#### Given exercise:
Copy every line that holds "value".

#### Raw records:
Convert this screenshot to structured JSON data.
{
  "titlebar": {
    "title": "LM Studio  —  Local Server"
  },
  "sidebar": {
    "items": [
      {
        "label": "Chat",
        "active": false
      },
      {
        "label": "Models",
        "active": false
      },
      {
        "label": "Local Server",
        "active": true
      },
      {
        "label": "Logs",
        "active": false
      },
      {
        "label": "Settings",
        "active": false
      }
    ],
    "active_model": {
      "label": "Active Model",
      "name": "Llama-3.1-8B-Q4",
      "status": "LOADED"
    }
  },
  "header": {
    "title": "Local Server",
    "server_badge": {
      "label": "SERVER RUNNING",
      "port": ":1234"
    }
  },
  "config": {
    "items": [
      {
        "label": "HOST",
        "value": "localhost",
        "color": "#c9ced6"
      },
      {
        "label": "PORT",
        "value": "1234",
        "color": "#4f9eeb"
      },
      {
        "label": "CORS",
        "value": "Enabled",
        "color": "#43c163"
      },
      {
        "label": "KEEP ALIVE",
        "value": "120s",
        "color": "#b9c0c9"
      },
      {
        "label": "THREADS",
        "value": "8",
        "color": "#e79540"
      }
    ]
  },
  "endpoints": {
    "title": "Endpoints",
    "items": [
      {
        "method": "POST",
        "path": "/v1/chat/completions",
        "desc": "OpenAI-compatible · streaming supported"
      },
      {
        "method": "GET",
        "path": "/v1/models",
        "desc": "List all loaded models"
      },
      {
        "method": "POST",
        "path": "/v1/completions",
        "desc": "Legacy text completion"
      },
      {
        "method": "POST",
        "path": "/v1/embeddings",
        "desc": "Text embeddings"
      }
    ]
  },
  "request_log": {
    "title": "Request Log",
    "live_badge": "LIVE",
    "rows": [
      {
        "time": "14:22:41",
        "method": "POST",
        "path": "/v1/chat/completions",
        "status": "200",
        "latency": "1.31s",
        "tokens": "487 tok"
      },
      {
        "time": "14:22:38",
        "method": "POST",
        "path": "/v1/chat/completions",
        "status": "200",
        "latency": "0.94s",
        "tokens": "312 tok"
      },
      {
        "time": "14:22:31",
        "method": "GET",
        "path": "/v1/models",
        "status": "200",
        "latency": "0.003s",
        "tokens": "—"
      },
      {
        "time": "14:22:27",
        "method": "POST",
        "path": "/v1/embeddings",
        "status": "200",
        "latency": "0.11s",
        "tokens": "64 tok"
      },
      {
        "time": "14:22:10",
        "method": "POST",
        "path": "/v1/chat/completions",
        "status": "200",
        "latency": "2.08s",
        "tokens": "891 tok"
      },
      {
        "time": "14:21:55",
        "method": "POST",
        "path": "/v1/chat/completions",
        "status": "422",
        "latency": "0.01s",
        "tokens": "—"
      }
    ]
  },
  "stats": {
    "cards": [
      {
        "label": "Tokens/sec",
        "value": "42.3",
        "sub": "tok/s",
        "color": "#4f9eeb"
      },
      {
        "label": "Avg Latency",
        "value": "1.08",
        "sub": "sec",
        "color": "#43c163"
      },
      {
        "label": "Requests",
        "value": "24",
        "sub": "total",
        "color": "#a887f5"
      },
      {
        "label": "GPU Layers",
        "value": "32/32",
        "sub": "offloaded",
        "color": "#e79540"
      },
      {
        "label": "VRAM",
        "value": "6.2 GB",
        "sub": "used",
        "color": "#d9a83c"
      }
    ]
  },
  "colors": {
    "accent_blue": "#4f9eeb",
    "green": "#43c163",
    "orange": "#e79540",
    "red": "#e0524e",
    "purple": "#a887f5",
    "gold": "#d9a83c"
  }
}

#### Response below:
        "value": "localhost",
        "value": "1234",
        "value": "Enabled",
        "value": "120s",
        "value": "8",
        "value": "42.3",
        "value": "1.08",
        "value": "24",
        "value": "32/32",
        "value": "6.2 GB",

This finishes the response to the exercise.